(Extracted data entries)
━━━
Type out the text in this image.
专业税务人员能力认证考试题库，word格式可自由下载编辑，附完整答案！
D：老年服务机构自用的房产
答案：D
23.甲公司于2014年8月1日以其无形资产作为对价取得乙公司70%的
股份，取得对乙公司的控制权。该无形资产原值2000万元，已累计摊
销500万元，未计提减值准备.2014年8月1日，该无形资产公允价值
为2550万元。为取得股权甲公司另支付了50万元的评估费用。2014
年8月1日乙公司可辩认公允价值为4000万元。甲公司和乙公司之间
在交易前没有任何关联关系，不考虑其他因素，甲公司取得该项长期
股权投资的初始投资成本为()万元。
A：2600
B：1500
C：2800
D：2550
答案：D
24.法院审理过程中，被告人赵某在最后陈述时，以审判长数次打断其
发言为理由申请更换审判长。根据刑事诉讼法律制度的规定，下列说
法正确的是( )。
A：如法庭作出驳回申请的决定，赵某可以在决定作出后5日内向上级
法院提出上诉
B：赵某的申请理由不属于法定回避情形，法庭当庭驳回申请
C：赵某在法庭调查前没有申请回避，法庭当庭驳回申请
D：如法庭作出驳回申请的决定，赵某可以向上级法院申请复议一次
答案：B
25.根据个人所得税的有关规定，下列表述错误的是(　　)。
━━━
**Work to do:**
Write out every line of the material again, exactly as it reads.

**Written answer:**
Type out the text in this image.
专业税务人员能力认证考试题库，word格式可自由下载编辑，附完整答案！
D：老年服务机构自用的房产
答案：D
23.甲公司于2014年8月1日以其无形资产作为对价取得乙公司70%的
股份，取得对乙公司的控制权。该无形资产原值2000万元，已累计摊
销500万元，未计提减值准备.2014年8月1日，该无形资产公允价值
为2550万元。为取得股权甲公司另支付了50万元的评估费用。2014
年8月1日乙公司可辩认公允价值为4000万元。甲公司和乙公司之间
在交易前没有任何关联关系，不考虑其他因素，甲公司取得该项长期
股权投资的初始投资成本为()万元。
A：2600
B：1500
C：2800
D：2550
答案：D
24.法院审理过程中，被告人赵某在最后陈述时，以审判长数次打断其
发言为理由申请更换审判长。根据刑事诉讼法律制度的规定，下列说
法正确的是( )。
A：如法庭作出驳回申请的决定，赵某可以在决定作出后5日内向上级
法院提出上诉
B：赵某的申请理由不属于法定回避情形，法庭当庭驳回申请
C：赵某在法庭调查前没有申请回避，法庭当庭驳回申请
D：如法庭作出驳回申请的决定，赵某可以向上级法院申请复议一次
答案：B
25.根据个人所得税的有关规定，下列表述错误的是(　　)。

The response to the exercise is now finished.